══ Material to process ══

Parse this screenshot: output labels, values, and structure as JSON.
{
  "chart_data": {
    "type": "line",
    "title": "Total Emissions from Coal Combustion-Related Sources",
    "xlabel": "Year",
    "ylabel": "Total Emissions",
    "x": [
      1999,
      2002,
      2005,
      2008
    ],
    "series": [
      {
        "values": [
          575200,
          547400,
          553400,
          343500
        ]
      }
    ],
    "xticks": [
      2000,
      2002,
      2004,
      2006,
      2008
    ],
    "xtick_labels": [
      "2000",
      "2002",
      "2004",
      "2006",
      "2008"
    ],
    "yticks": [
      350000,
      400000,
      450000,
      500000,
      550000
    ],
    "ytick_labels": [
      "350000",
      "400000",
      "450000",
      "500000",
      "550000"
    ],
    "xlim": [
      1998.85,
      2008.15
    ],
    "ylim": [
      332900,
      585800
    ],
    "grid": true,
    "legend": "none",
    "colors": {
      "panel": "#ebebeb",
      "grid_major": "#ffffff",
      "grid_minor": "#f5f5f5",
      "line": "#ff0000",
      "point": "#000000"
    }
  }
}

═══

- What is being asked: Collect every line above that contains the word "values".

- Output of the exercise:
Parse this screenshot: output labels, values, and structure as JSON.
        "values": [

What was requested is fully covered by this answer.